Photo and Feature Photo:quinn.anya

Sometimes we don’t realize how much we value our notion of personal space until we live abroad.

Before travel, I never realized how little I like to be touched.

Sure, hugs are fine. I don’t even mind a cramped car ride or overstuffed elevator. I thought that in terms of physical contact, my comfort zone was average.

Last year, I learned my limit.

In Turkey, even in the thick heat of an Istanbul summer, my ESL students would greet each other with earnest hugs and kisses. I do the same, if I haven’t seen a person for a while, but this was an everyday event, the Turkish equivalent of my North American eye-contact-and-nod greeting. Here, bodies were always getting close. I didn’t like it one bit, especially in the summertime of bare skin and perpetual sweat.

You could sniff in an instant your friends’ last cigarette or kebab lunch. Definitely not the stuff of a good student-teacher relationship, in my books.

It wasn’t just the sweat factor, of course. It was the kissing too. All that kissing! One cheek and then the other, the two faces weaving dangerously close, the noses almost touching. You could study your friends’ pores if you wanted to. You could sniff in an instant your friends’ last cigarette or kebab lunch. Definitely not the stuff of a good student-teacher relationship, in my books.

Some students would embrace me as they would any teacher. I know they could sense my body stiffening as my head whipped around, trying to get it over with. I wanted to return this amiable gesture somehow. I would try to offer closeness the ol’ Canadian way; cracking jokes, asking questions, giving compliments. The more I opened up verbally, the more daily embraces came my way.

How do you greet people in Canada? They asked. I demonstrated a wave, a nod, a handshake, knowing full well that it seemed comparatively frosty. The conversation that ensued sounded like a teenage boy trying to goad his girlfriend to first base. So, what about kissing? Not even a little? But it’s nice to kiss someone, it shows love. Have you tried it? You should try it. You might like it.

### [OBJECTIVE A]
In the essay on personal space, which greetings does the writer demonstrate when the students ask how people greet in Canada?
The text and the records are unrelated to each other.

### [RECORDED INFORMATION]

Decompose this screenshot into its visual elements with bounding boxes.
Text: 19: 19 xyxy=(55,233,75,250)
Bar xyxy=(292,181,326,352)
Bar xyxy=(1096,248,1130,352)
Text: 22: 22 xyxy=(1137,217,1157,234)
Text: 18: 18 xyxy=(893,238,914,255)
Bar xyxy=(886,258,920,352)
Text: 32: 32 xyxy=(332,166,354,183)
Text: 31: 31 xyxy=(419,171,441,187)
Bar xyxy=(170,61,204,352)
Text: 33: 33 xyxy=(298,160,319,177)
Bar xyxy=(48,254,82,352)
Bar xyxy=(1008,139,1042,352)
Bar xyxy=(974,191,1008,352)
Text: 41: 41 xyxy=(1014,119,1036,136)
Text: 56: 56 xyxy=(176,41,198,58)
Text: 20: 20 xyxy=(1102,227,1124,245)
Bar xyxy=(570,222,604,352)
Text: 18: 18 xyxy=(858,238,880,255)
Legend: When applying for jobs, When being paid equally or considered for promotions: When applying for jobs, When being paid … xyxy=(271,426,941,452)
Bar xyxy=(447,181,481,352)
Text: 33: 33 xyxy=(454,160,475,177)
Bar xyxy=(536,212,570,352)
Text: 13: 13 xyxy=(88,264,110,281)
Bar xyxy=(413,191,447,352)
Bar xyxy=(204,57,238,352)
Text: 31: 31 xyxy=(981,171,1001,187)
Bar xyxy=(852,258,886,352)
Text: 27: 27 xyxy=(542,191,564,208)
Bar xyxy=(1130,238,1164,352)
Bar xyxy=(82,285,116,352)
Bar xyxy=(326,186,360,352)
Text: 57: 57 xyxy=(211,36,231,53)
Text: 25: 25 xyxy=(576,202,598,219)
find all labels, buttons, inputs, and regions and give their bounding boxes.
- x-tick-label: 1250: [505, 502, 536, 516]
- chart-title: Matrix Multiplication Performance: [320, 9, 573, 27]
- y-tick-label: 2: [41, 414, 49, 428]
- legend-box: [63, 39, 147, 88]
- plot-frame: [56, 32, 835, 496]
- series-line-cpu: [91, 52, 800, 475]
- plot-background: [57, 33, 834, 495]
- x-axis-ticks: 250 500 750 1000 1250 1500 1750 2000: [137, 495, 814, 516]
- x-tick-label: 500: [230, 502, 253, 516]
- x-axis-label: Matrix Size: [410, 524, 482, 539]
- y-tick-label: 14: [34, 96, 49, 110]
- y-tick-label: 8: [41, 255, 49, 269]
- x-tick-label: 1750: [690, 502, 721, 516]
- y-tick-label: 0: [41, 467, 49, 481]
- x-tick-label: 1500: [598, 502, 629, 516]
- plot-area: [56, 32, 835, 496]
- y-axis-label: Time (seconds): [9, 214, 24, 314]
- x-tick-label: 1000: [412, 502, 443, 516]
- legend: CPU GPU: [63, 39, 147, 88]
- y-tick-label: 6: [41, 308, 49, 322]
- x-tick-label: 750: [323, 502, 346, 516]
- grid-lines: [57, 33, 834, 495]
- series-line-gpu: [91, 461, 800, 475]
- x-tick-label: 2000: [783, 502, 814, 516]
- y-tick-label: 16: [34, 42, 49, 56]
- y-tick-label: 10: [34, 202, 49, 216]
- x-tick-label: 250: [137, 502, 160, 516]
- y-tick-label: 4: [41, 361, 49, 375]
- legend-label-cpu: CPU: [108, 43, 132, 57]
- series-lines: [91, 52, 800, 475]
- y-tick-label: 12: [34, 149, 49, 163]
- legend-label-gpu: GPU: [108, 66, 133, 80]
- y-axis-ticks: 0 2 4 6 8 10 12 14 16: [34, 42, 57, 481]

### [OBJECTIVE B]
Arrange the records as a numbered list, from the first line of the records up to and including the line with "Text: 18: 18 xyxy=(858,238,880,255)", leaving out blank lines.

### [WRITTEN ANSWER A]
A wave, a nod, and a handshake.

### [WRITTEN ANSWER B]
1. Decompose this screenshot into its visual elements with bounding boxes.
2. Text: 19: 19 xyxy=(55,233,75,250)
3. Bar xyxy=(292,181,326,352)
4. Bar xyxy=(1096,248,1130,352)
5. Text: 22: 22 xyxy=(1137,217,1157,234)
6. Text: 18: 18 xyxy=(893,238,914,255)
7. Bar xyxy=(886,258,920,352)
8. Text: 32: 32 xyxy=(332,166,354,183)
9. Text: 31: 31 xyxy=(419,171,441,187)
10. Bar xyxy=(170,61,204,352)
11. Text: 33: 33 xyxy=(298,160,319,177)
12. Bar xyxy=(48,254,82,352)
13. Bar xyxy=(1008,139,1042,352)
14. Bar xyxy=(974,191,1008,352)
15. Text: 41: 41 xyxy=(1014,119,1036,136)
16. Text: 56: 56 xyxy=(176,41,198,58)
17. Text: 20: 20 xyxy=(1102,227,1124,245)
18. Bar xyxy=(570,222,604,352)
19. Text: 18: 18 xyxy=(858,238,880,255)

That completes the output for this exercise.